[Records about charts and figures]
[start]

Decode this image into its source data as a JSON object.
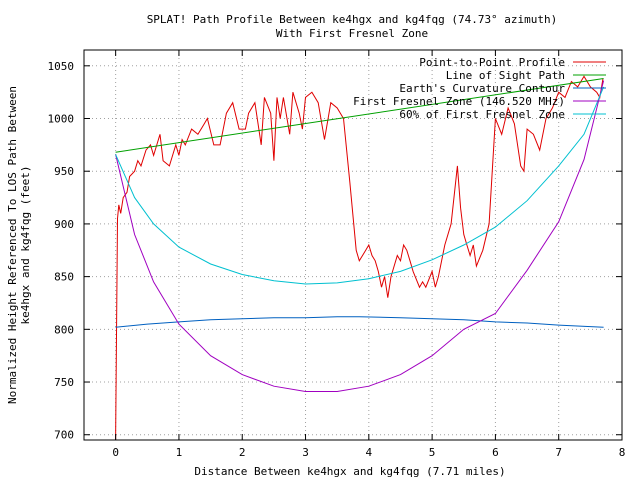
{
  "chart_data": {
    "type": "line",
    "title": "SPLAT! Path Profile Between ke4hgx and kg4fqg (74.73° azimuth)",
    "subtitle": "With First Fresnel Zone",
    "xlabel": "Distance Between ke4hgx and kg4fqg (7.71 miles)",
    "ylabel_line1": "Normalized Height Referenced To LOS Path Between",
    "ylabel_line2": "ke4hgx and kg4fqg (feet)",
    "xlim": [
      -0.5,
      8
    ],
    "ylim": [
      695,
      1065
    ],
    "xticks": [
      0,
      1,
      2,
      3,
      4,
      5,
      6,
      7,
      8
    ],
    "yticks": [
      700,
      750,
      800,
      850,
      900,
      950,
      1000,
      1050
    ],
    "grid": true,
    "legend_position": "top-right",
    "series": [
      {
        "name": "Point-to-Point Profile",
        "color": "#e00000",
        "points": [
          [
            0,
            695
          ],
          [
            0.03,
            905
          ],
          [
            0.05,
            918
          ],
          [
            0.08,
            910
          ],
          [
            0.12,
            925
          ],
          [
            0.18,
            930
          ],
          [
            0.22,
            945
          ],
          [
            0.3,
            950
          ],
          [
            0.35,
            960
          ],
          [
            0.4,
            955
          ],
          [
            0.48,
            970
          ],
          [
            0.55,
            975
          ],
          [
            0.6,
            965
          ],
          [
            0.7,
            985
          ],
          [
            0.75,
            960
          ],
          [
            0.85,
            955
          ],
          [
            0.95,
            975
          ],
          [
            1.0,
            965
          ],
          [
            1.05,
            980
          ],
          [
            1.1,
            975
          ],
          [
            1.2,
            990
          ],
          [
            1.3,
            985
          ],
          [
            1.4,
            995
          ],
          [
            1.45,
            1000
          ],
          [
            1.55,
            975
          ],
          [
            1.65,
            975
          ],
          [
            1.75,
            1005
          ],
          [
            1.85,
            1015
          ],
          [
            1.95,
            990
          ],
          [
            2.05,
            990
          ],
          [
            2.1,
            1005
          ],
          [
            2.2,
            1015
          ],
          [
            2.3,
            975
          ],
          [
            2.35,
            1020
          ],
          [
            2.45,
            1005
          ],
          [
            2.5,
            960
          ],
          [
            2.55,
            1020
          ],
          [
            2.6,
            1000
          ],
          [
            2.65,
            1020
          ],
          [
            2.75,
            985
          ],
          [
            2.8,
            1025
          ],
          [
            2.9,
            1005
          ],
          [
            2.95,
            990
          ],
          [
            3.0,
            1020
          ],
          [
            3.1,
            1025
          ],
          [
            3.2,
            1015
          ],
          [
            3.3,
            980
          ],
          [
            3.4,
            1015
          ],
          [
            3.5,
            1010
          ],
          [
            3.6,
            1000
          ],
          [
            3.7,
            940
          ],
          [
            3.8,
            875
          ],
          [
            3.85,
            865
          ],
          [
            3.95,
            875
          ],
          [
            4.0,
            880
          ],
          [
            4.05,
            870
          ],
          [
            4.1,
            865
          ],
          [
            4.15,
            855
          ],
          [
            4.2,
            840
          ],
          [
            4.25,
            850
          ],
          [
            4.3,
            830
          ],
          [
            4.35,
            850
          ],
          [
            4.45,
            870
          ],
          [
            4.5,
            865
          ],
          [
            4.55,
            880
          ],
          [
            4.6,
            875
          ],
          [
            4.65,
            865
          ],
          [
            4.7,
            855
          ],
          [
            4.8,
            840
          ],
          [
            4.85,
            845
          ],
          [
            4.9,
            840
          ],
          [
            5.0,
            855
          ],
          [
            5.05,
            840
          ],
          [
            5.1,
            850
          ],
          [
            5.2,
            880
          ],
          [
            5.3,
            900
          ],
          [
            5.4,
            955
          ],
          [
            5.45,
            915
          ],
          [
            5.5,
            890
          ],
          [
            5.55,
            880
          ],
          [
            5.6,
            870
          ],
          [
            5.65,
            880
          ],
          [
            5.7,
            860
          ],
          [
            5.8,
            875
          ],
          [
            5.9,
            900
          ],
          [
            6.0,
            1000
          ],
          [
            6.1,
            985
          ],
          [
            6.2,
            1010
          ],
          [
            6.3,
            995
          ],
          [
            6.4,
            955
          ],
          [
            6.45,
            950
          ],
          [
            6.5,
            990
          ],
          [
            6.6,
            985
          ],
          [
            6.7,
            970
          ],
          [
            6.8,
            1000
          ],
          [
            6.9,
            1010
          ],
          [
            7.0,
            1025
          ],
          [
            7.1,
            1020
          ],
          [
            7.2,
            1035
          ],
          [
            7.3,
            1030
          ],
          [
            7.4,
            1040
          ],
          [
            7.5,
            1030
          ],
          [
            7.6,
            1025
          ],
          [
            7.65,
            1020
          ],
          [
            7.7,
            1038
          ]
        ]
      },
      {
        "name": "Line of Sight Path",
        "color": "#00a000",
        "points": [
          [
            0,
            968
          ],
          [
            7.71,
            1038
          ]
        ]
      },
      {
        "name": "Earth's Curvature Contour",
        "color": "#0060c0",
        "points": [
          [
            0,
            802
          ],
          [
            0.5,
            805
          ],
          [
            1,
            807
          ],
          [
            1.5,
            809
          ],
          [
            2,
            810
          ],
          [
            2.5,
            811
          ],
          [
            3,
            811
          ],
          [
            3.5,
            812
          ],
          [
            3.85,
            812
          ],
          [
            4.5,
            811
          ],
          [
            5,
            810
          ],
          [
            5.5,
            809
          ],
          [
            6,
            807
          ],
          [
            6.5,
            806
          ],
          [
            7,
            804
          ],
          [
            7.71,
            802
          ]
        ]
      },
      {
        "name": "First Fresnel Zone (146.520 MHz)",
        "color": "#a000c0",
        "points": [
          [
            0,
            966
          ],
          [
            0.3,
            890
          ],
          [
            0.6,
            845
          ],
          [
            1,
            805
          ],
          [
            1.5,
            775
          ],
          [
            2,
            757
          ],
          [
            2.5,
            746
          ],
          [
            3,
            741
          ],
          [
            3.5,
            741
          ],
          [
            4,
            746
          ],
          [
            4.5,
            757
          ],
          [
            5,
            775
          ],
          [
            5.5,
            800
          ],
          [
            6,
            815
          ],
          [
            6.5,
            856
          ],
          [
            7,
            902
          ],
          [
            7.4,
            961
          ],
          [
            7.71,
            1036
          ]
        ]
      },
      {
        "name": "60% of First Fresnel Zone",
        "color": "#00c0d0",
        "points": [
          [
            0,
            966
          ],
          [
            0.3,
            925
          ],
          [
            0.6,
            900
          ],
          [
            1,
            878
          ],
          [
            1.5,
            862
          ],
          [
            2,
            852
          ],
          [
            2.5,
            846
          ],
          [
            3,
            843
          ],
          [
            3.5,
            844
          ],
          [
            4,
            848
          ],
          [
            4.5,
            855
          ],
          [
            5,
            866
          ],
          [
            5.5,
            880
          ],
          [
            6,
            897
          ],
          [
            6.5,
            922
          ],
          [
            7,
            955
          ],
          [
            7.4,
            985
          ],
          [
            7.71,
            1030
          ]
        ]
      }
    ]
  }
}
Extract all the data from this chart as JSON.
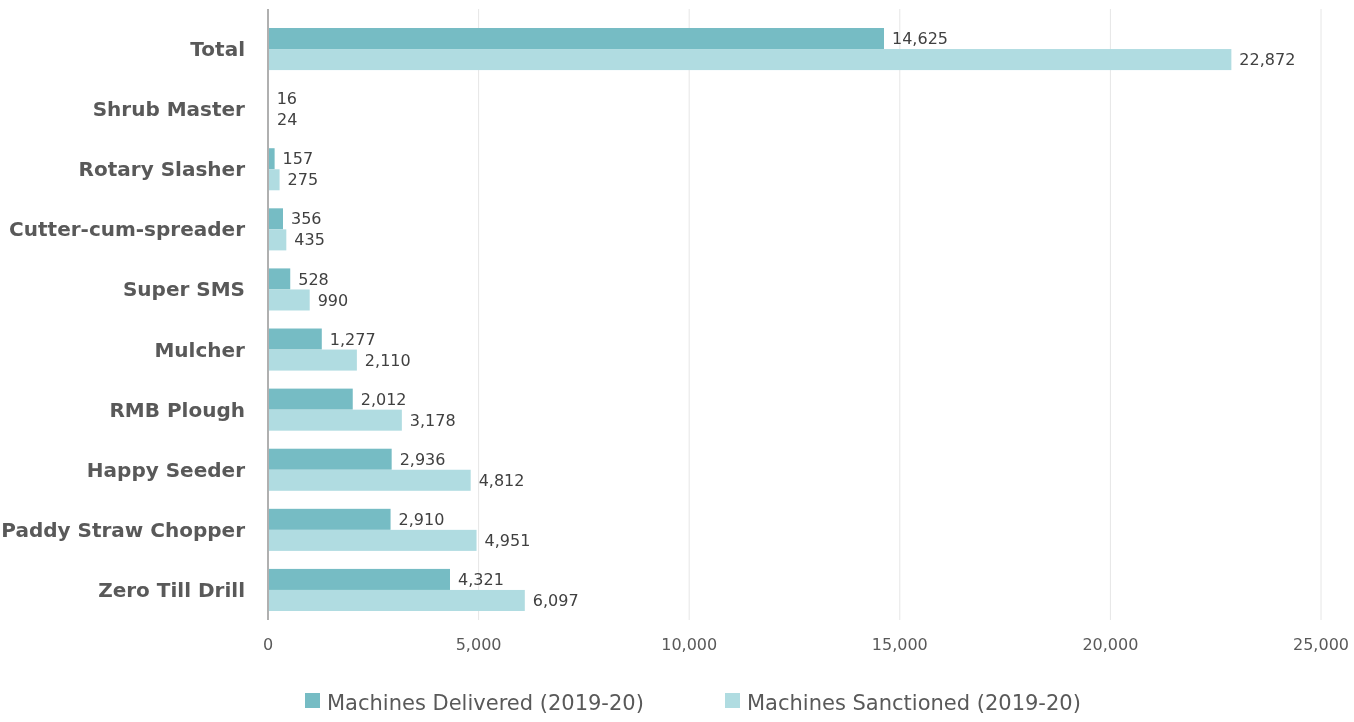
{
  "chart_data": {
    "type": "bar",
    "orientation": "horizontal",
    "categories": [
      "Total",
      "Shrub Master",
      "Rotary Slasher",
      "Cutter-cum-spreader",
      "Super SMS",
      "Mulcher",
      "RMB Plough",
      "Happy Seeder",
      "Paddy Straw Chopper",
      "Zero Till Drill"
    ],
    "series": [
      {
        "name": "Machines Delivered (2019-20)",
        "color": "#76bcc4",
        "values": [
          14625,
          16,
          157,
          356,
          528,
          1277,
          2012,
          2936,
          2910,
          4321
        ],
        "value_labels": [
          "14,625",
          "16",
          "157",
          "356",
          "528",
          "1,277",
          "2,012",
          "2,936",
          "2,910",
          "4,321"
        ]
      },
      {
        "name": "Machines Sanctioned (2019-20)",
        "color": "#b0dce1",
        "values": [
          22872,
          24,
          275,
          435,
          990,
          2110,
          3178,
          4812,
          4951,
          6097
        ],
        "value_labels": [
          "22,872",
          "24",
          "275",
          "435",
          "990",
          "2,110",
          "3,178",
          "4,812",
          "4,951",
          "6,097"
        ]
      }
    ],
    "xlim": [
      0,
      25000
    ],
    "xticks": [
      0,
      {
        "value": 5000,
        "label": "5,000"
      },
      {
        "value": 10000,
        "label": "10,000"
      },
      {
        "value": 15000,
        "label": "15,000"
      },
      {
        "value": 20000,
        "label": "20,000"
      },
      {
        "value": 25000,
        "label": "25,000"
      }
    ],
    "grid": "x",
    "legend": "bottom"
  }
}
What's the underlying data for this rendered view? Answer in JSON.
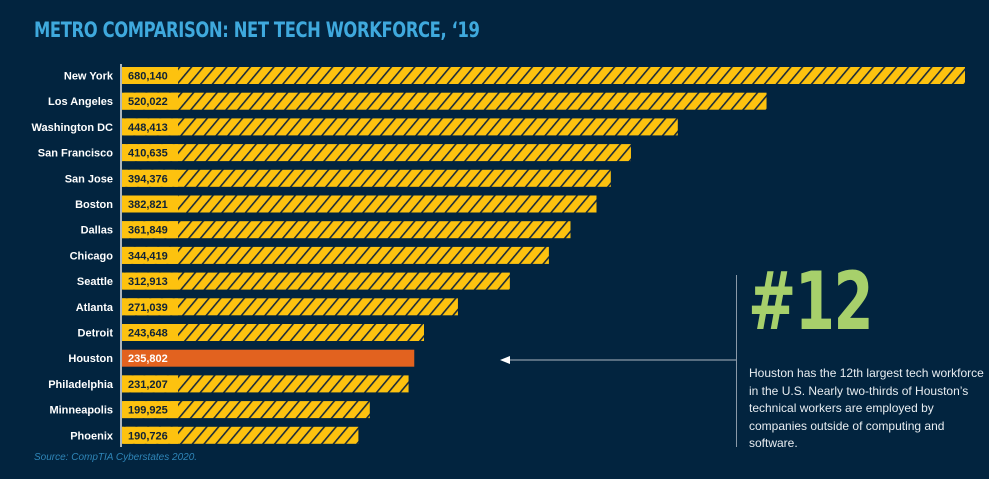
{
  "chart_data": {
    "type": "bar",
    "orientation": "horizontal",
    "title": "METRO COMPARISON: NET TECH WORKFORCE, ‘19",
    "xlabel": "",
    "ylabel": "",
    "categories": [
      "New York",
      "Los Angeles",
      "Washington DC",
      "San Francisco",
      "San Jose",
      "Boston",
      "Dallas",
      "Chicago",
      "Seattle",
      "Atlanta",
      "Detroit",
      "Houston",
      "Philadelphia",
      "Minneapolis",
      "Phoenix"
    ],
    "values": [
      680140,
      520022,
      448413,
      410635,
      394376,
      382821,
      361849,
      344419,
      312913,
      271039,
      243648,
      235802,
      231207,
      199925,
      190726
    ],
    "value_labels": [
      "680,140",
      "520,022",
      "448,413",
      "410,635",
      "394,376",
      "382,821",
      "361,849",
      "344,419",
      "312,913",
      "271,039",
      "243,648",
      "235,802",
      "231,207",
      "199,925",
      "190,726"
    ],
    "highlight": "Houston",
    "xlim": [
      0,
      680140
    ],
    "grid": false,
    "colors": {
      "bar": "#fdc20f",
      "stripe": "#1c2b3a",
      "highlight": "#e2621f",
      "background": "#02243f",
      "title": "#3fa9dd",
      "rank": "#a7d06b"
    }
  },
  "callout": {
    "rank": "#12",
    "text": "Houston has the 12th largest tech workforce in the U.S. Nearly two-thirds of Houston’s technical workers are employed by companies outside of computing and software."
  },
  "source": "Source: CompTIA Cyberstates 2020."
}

[end]

#### REQUIREMENT
Copy out exactly the lines between the line containing "What's the underlying" and the end of the entries, including both, and leave the pictures behind.

#### OUTPUT BELOW
What's the underlying data for this rendered view? Answer in JSON.
{
  "chart_data": {
    "type": "bar",
    "orientation": "horizontal",
    "title": "METRO COMPARISON: NET TECH WORKFORCE, ‘19",
    "xlabel": "",
    "ylabel": "",
    "categories": [
      "New York",
      "Los Angeles",
      "Washington DC",
      "San Francisco",
      "San Jose",
      "Boston",
      "Dallas",
      "Chicago",
      "Seattle",
      "Atlanta",
      "Detroit",
      "Houston",
      "Philadelphia",
      "Minneapolis",
      "Phoenix"
    ],
    "values": [
      680140,
      520022,
      448413,
      410635,
      394376,
      382821,
      361849,
      344419,
      312913,
      271039,
      243648,
      235802,
      231207,
      199925,
      190726
    ],
    "value_labels": [
      "680,140",
      "520,022",
      "448,413",
      "410,635",
      "394,376",
      "382,821",
      "361,849",
      "344,419",
      "312,913",
      "271,039",
      "243,648",
      "235,802",
      "231,207",
      "199,925",
      "190,726"
    ],
    "highlight": "Houston",
    "xlim": [
      0,
      680140
    ],
    "grid": false,
    "colors": {
      "bar": "#fdc20f",
      "stripe": "#1c2b3a",
      "highlight": "#e2621f",
      "background": "#02243f",
      "title": "#3fa9dd",
      "rank": "#a7d06b"
    }
  },
  "callout": {
    "rank": "#12",
    "text": "Houston has the 12th largest tech workforce in the U.S. Nearly two-thirds of Houston’s technical workers are employed by companies outside of computing and software."
  },
  "source": "Source: CompTIA Cyberstates 2020."
}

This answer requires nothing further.